WHAT YOU NEED TO DO: Work out how many lines in the entries contain the string "allarme", and give nothing but that number.

┌──

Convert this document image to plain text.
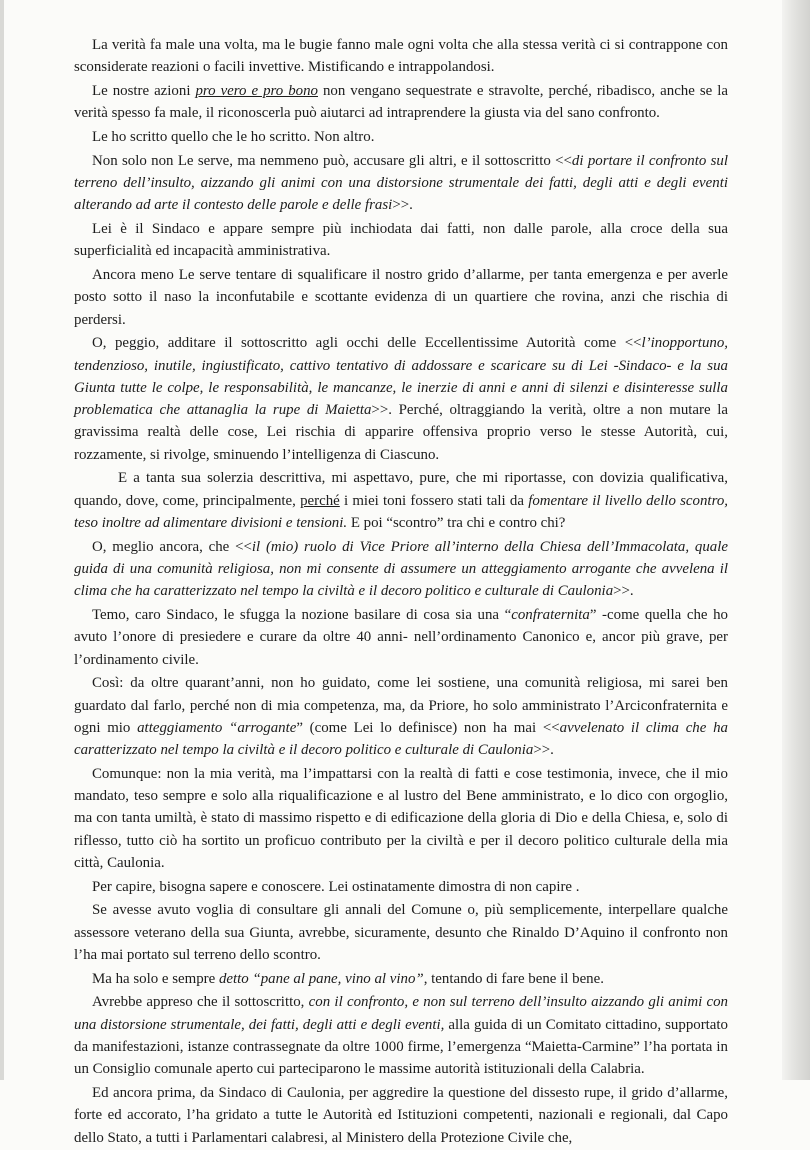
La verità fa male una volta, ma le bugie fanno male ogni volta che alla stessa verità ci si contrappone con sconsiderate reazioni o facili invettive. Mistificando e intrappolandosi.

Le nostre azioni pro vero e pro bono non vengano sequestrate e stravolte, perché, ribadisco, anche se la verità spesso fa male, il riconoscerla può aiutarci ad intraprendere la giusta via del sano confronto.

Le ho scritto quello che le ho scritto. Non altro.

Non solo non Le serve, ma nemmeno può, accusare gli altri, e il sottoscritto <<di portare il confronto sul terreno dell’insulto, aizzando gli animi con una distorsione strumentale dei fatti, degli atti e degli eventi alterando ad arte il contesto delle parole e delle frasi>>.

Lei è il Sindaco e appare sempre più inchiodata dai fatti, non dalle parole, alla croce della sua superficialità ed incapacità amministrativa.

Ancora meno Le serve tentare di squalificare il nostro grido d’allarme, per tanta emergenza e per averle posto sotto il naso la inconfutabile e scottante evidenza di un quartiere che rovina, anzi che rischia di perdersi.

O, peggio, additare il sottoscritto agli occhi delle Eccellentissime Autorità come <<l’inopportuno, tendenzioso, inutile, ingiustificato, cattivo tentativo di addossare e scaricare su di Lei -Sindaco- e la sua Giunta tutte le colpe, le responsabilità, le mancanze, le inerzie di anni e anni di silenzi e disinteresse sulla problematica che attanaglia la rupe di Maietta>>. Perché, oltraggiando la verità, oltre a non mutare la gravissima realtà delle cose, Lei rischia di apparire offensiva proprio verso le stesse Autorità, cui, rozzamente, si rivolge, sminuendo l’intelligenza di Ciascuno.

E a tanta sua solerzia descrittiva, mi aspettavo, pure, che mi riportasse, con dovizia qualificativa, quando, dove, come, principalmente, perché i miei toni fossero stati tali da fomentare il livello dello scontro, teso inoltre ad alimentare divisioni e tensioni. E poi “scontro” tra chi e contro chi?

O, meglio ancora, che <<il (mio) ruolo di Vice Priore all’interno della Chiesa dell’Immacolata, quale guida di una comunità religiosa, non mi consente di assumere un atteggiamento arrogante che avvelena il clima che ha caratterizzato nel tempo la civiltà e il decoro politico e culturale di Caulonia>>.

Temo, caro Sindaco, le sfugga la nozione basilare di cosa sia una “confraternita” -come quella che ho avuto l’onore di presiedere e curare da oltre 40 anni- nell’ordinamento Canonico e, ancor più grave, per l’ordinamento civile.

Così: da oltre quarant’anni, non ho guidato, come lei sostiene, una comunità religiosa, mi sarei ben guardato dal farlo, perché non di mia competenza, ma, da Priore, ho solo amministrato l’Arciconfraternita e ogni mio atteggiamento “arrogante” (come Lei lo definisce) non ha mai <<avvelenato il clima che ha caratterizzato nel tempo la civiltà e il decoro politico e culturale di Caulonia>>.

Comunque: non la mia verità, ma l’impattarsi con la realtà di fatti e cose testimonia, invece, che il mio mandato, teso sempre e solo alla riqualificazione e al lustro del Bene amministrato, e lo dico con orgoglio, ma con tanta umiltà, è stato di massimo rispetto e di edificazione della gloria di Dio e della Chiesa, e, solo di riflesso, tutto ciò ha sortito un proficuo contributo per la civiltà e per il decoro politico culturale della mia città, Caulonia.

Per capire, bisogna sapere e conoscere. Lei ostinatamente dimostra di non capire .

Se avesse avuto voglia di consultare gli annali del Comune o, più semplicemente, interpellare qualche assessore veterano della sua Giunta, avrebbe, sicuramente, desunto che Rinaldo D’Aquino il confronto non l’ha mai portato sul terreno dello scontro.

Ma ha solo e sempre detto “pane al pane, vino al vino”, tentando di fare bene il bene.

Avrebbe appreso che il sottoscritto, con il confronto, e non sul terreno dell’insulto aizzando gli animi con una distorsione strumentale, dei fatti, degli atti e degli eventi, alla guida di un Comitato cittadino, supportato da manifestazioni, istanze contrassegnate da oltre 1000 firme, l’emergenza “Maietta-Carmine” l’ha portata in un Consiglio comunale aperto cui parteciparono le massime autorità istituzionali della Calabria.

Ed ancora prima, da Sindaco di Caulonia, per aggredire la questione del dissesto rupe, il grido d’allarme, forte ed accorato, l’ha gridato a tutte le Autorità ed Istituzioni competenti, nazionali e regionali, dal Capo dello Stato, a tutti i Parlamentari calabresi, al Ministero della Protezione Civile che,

└──

THE REPLY: 2